* Begin *

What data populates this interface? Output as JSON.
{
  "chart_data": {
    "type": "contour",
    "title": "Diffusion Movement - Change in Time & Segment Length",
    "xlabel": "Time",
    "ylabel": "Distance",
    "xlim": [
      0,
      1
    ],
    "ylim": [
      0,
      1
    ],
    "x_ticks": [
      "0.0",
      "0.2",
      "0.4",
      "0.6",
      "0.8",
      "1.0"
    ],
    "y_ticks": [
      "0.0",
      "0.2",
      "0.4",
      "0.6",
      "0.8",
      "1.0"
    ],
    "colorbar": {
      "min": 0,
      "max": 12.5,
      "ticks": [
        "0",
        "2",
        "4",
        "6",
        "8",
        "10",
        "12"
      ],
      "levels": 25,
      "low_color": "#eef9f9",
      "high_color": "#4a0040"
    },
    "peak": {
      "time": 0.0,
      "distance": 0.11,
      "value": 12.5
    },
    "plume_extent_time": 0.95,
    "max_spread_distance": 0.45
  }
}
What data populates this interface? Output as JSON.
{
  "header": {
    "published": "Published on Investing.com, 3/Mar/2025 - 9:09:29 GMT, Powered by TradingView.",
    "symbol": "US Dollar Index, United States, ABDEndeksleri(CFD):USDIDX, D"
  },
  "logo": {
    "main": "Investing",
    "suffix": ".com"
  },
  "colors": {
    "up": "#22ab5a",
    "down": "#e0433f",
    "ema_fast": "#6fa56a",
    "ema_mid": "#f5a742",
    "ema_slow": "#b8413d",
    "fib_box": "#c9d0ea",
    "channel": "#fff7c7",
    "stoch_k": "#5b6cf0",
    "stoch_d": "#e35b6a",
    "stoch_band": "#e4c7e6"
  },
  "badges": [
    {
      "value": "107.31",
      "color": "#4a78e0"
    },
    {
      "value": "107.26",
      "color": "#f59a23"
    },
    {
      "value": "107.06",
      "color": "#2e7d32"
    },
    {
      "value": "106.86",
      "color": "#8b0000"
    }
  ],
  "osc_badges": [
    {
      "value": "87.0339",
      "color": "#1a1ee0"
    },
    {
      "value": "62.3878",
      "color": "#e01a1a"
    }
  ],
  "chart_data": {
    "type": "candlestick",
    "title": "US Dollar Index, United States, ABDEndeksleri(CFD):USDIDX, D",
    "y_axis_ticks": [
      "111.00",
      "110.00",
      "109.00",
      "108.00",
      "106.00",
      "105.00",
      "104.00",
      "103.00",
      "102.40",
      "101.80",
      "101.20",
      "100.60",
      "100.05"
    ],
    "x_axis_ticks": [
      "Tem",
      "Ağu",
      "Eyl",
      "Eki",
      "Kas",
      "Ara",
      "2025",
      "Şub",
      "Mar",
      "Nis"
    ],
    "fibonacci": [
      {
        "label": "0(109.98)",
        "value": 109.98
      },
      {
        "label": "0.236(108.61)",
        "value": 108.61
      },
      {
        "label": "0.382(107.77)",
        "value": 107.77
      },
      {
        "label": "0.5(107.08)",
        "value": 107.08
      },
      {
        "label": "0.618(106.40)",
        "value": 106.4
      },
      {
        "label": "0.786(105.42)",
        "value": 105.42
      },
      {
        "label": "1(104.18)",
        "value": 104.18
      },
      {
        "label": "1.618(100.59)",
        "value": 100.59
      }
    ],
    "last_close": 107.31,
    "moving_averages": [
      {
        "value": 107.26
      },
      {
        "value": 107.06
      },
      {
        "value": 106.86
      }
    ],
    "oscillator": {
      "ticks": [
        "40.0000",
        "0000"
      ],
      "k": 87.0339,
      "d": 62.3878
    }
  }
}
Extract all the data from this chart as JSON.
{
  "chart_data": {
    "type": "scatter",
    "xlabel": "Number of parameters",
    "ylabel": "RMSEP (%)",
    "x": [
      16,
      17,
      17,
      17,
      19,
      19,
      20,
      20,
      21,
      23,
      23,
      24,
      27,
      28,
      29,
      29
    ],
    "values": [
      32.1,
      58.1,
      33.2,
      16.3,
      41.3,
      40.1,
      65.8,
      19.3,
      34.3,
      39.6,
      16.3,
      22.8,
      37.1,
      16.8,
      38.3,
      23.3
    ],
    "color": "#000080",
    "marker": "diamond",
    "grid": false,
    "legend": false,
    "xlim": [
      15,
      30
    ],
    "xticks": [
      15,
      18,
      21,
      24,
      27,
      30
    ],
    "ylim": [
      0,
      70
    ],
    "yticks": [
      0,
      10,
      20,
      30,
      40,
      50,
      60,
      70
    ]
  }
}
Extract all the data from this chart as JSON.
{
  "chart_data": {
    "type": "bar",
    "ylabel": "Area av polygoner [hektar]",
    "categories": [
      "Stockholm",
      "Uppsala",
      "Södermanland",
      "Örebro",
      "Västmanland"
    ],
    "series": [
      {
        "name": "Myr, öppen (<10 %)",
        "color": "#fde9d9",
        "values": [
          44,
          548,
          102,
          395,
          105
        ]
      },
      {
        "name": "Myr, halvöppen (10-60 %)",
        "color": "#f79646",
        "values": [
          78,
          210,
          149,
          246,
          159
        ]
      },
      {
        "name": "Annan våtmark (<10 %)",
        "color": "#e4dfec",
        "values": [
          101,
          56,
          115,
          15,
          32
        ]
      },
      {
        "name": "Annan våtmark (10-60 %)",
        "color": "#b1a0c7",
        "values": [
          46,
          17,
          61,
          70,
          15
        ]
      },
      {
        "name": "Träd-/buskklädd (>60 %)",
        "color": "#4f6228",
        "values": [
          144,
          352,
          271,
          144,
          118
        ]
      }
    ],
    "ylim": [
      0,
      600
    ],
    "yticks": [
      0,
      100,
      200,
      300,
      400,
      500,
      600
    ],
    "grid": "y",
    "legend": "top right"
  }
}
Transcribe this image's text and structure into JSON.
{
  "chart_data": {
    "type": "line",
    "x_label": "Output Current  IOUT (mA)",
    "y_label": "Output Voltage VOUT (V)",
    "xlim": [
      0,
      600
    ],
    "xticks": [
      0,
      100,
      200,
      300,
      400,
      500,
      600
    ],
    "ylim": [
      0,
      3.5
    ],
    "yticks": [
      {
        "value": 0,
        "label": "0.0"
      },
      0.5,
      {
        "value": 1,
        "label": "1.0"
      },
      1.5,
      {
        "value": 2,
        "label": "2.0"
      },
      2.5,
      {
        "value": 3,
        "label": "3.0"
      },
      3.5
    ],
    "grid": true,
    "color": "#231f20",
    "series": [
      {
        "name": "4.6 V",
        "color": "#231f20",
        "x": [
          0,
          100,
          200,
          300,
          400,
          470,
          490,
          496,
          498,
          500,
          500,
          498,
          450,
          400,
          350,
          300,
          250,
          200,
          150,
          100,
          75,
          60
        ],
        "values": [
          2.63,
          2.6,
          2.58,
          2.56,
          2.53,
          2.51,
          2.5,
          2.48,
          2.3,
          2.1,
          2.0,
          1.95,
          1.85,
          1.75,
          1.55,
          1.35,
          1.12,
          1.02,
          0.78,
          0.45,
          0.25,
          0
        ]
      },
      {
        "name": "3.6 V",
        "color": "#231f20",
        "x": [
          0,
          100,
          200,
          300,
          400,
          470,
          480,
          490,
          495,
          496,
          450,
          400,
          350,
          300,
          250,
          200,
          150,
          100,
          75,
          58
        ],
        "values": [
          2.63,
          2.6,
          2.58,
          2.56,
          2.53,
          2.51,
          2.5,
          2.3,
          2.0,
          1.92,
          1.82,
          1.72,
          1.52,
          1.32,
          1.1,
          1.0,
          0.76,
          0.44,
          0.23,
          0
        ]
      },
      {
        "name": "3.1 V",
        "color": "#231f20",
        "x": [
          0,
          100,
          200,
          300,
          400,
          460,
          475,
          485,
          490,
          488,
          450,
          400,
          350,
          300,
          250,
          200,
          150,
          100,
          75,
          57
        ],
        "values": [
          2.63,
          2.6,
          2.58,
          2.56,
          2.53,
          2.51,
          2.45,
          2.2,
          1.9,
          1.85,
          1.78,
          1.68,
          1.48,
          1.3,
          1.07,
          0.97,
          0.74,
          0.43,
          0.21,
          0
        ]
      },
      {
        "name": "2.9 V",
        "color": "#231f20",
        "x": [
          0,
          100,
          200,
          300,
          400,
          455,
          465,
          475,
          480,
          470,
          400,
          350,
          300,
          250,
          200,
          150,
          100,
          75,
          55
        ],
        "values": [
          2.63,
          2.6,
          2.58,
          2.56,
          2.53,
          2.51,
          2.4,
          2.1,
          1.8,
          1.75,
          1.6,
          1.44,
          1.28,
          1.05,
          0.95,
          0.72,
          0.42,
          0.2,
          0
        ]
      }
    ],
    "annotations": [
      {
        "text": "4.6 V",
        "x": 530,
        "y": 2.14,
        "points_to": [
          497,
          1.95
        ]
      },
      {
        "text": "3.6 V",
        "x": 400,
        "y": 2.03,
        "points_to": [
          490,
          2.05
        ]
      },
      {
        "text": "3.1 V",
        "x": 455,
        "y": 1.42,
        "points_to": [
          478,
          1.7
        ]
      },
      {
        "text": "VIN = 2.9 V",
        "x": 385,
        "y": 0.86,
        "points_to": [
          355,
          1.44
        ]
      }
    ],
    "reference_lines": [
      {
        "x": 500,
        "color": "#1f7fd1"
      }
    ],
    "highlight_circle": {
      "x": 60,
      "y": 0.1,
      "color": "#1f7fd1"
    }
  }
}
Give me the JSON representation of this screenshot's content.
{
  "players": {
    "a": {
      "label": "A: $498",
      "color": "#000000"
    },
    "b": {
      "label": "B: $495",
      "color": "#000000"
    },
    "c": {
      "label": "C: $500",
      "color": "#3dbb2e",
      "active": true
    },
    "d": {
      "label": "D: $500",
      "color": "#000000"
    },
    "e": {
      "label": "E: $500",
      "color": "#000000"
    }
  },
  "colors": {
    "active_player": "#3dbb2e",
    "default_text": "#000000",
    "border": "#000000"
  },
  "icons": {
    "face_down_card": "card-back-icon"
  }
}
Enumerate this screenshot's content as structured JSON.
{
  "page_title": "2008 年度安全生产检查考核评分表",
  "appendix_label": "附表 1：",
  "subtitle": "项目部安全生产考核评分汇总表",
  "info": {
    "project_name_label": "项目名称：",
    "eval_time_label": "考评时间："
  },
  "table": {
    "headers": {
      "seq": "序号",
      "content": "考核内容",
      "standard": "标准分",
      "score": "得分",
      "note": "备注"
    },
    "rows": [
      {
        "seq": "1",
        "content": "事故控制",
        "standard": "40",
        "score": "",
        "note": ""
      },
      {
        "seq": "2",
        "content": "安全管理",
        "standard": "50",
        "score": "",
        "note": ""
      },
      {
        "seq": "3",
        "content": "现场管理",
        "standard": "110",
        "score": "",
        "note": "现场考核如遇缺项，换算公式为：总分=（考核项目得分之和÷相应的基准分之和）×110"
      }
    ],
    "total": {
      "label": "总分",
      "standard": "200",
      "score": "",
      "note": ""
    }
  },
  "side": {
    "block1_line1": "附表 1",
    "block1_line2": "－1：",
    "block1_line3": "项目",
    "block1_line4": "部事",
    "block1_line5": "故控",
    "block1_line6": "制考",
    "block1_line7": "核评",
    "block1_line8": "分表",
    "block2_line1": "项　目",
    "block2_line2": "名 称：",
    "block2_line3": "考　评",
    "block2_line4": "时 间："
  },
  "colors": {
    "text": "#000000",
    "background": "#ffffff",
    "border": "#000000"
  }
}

* End *

__Exercise goal__. State how many lines hold the word "content". The number is the whole answer.

__Solution for this task__. 6